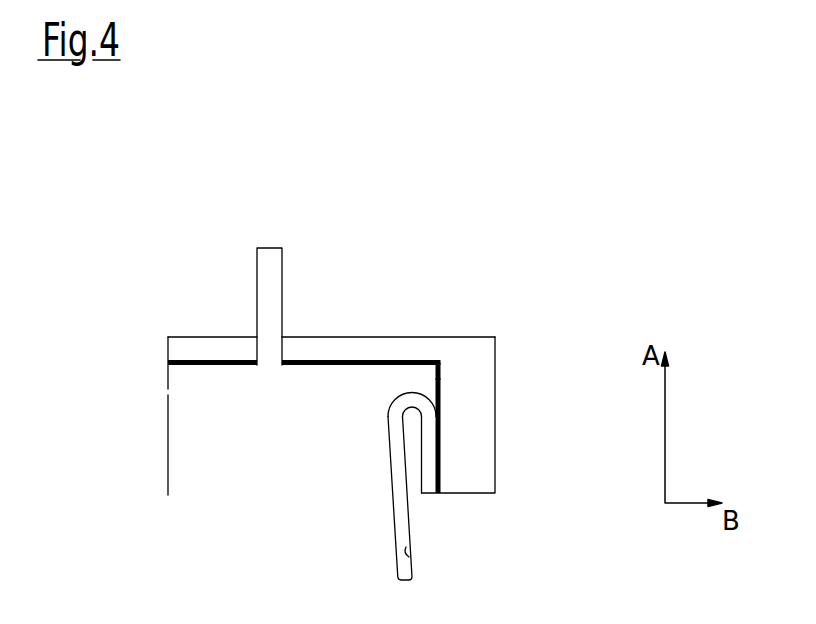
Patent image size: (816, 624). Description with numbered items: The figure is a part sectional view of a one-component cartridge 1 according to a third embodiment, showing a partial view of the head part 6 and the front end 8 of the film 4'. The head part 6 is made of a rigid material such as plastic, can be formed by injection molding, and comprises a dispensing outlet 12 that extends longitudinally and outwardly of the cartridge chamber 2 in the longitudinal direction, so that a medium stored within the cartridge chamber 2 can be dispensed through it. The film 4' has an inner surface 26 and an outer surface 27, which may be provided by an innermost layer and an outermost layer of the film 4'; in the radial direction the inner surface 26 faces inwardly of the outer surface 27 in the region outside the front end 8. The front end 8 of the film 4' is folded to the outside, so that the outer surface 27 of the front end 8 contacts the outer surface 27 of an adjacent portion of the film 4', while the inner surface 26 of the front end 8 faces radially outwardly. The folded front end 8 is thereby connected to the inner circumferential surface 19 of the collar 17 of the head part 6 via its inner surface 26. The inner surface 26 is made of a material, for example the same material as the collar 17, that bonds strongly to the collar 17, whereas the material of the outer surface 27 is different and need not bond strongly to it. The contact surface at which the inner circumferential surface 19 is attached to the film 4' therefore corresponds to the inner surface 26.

The cartridge 1 is at (450, 210).
The cartridge chamber 2 is at (168, 455).
The film 4' is at (447, 502).
The head part 6 is at (363, 350).
The front end 8 is at (409, 420).
The dispensing outlet 12 is at (275, 263).
The collar 17 is at (485, 385).
The inner circumferential surface 19 is at (437, 378).
The inner surface 26 is at (441, 446).
The outer surface 27 is at (421, 467).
========
__Exercise description__. Can you format the data above as a Markdown table with the columns "Row" and "Line," giving each line its own numbered row, skipping blank lines, and leaving out the picture?

__Expected answer__.
| Row | Line |
|---|---|
| 1 | Patent image size: (816, 624). Description with numbered items: The figure is a part sectional view of a one-component cartridge 1 according to a third embodiment, showing a partial view of the head part 6 and the front end 8 of the film 4'. The head part 6 is made of a rigid material such as plastic, can be formed by injection molding, and comprises a dispensing outlet 12 that extends longitudinally and outwardly of the cartridge chamber 2 in the longitudinal direction, so that a medium stored within the cartridge chamber 2 can be dispensed through it. The film 4' has an inner surface 26 and an outer surface 27, which may be provided by an innermost layer and an outermost layer of the film 4'; in the radial direction the inner surface 26 faces inwardly of the outer surface 27 in the region outside the front end 8. The front end 8 of the film 4' is folded to the outside, so that the outer surface 27 of the front end 8 contacts the outer surface 27 of an adjacent portion of the film 4', while the inner surface 26 of the front end 8 faces radially outwardly. The folded front end 8 is thereby connected to the inner circumferential surface 19 of the collar 17 of the head part 6 via its inner surface 26. The inner surface 26 is made of a material, for example the same material as the collar 17, that bonds strongly to the collar 17, whereas the material of the outer surface 27 is different and need not bond strongly to it. The contact surface at which the inner circumferential surface 19 is attached to the film 4' therefore corresponds to the inner surface 26. |
| 2 | The cartridge 1 is at (450, 210). |
| 3 | The cartridge chamber 2 is at (168, 455). |
| 4 | The film 4' is at (447, 502). |
| 5 | The head part 6 is at (363, 350). |
| 6 | The front end 8 is at (409, 420). |
| 7 | The dispensing outlet 12 is at (275, 263). |
| 8 | The collar 17 is at (485, 385). |
| 9 | The inner circumferential surface 19 is at (437, 378). |
| 10 | The inner surface 26 is at (441, 446). |
| 11 | The outer surface 27 is at (421, 467). |